• DOCUMENT EXTRACT:

==============================

# CarPlay and the Digital Dash - Anyone ever do a mod to mirror?



## Drive by (Mar 13, 2017)

Has anyone ever found a way to mirror CarPlay to the centre part of the digital dash? Now that I have GoogleMaps on my center stack the middle part of the digital dash is boring :what: I'd love to mirror either the maps or even better the audio there. I find that "you are using CarPlay" logo in the center a little redundant.....


----------



## GTINC (Jan 28, 2005)

What did you find described in the OM about it?


----------



## PCBHater (Sep 25, 2018)

*Mirroring your phone screen?*



Drive by said:


> Has anyone ever found a way to mirror CarPlay to the centre part of the digital dash? Now that I have GoogleMaps on my center stack the middle part of the digital dash is boring :what: I'd love to mirror either the maps or even better the audio there. I find that "you are using CarPlay" logo in the center a little redundant.....


I don't have the heads-up display on my V6 SEL. But I have been wondering if you can mirror what's on your phone screen to the touch screen display. Do you know how to do that? I didn't know you could get Google Maps to display -- I've only been able to get the Apple maps from iPhone to display -- I've tried to open Google maps onto the touch screen by opening the app on my phone.

==============================

• WRITTEN INSTRUCTION A: Convert the entries from the line containing "List 7 of the" through the end of the entries into a Markdown table with columns Row and Line. Skip blank lines and leave the pictures out.
The entries have no connection to the CarPlay thread.

• EXERCISE INPUT:
==============================

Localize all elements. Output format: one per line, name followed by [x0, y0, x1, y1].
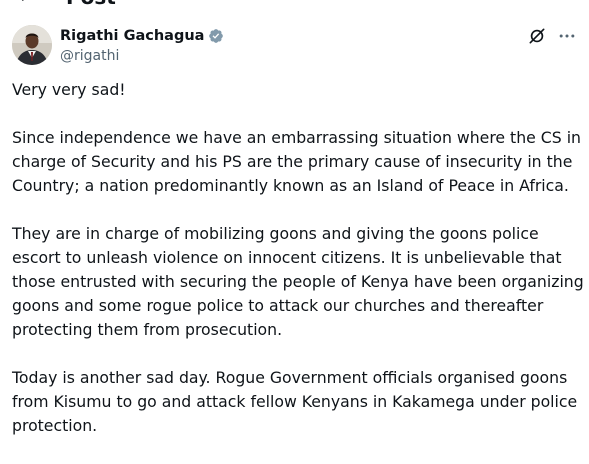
verified-badge-icon [209, 29, 224, 43]
tweet-text: Very very sad! Since independence we hav… [12, 78, 584, 462]
author-names: Rigathi Gachagua @rigathi [60, 26, 224, 66]
tweet-paragraph: Since independence we have an embarrassi… [12, 128, 581, 195]
top-bar: ← Post [0, 0, 589, 14]
author-handle[interactable]: @rigathi [60, 46, 224, 66]
avatar[interactable] [12, 25, 52, 65]
display-name[interactable]: Rigathi Gachagua [60, 26, 204, 46]
grok-icon[interactable] [527, 26, 547, 46]
display-name-row: Rigathi Gachagua [60, 26, 224, 46]
avatar-image [12, 25, 52, 65]
more-options-icon[interactable] [557, 26, 577, 46]
author-row: Rigathi Gachagua @rigathi [12, 25, 577, 69]
tweet-paragraph: Very very sad! [12, 80, 126, 99]
back-arrow-icon[interactable]: ← [18, 0, 35, 6]
tweet-paragraph: They are in charge of mobilizing goons a… [12, 224, 584, 339]
tweet-paragraph: Today is another sad day. Rogue Governme… [12, 368, 578, 435]
page-title: Post [66, 0, 116, 8]
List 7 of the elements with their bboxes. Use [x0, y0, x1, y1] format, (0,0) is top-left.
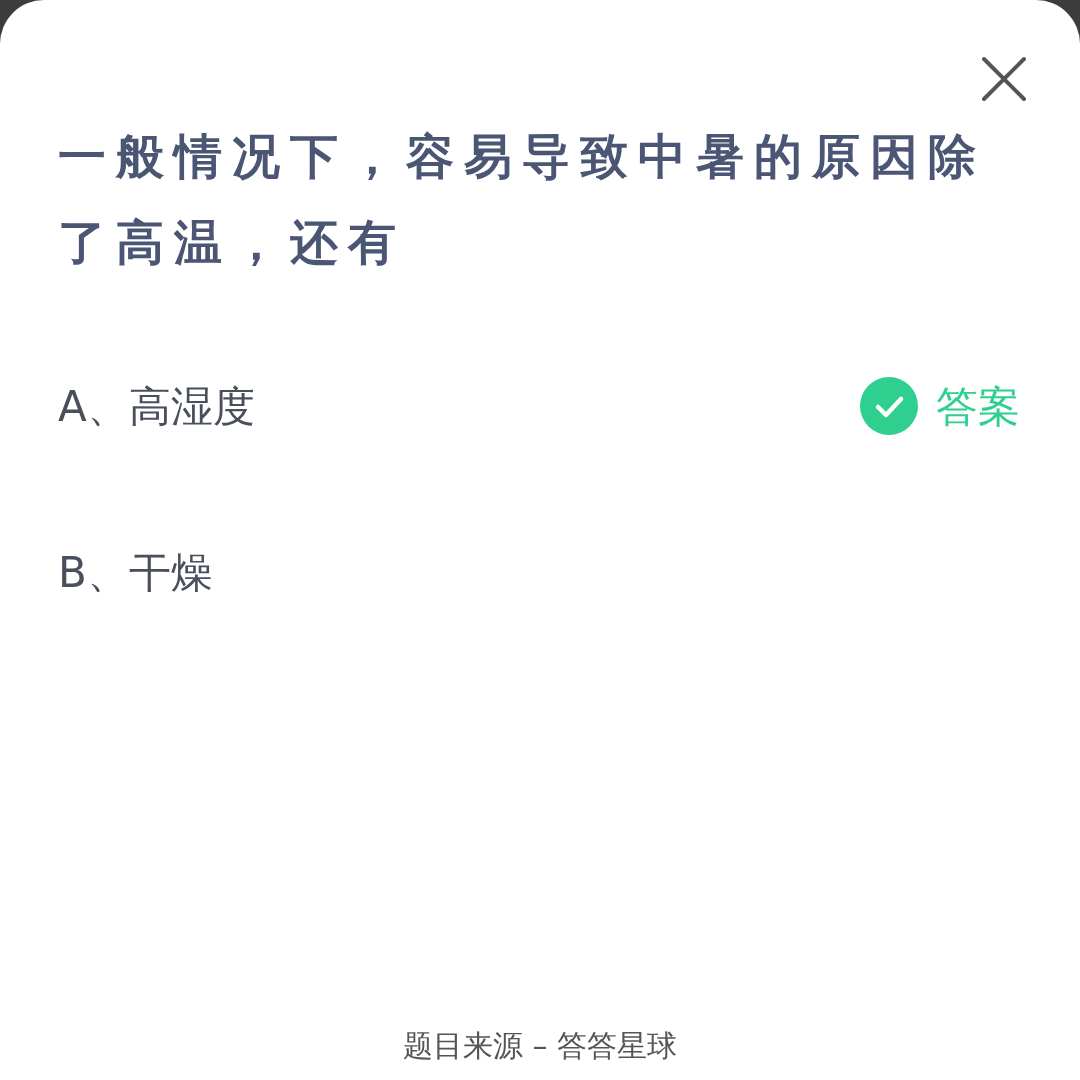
source-text: 题目来源 – 答答星球	[402, 1027, 678, 1065]
question-text: 一般情况下，容易导致中暑的原因除了高温，还有	[58, 127, 987, 272]
option-text[interactable]: B、干燥	[58, 540, 213, 604]
close-button[interactable]	[980, 55, 1028, 103]
close-icon	[981, 56, 1027, 102]
option-text[interactable]: A、高湿度	[58, 374, 255, 438]
answer-label: 答案	[936, 380, 1020, 433]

==============================

• WRITTEN INSTRUCTION B:
Using the CarPlay thread, answer the following:
(i) What app does Drive by have on the center stack?
(ii) What vehicle does PCBHater say lacks the heads-up display?
(iii) Which maps has PCBHater been able to get to display?

• FULL OUTPUT A:
| Row | Line |
|---|---|
| 1 | List 7 of the elements with their bboxes. Use [x0, y0, x1, y1] format, (0,0) is top-left. |
| 2 | source-text: 题目来源 – 答答星球	[402, 1027, 678, 1065] |
| 3 | question-text: 一般情况下，容易导致中暑的原因除了高温，还有	[58, 127, 987, 272] |
| 4 | option-text[interactable]: B、干燥	[58, 540, 213, 604] |
| 5 | close-button[interactable]	[980, 55, 1028, 103] |
| 6 | close-icon	[981, 56, 1027, 102] |
| 7 | option-text[interactable]: A、高湿度	[58, 374, 255, 438] |
| 8 | answer-label: 答案	[936, 380, 1020, 433] |

• FULL OUTPUT B:
(i) GoogleMaps.
(ii) PCBHater's V6 SEL.
(iii) Apple maps from iPhone.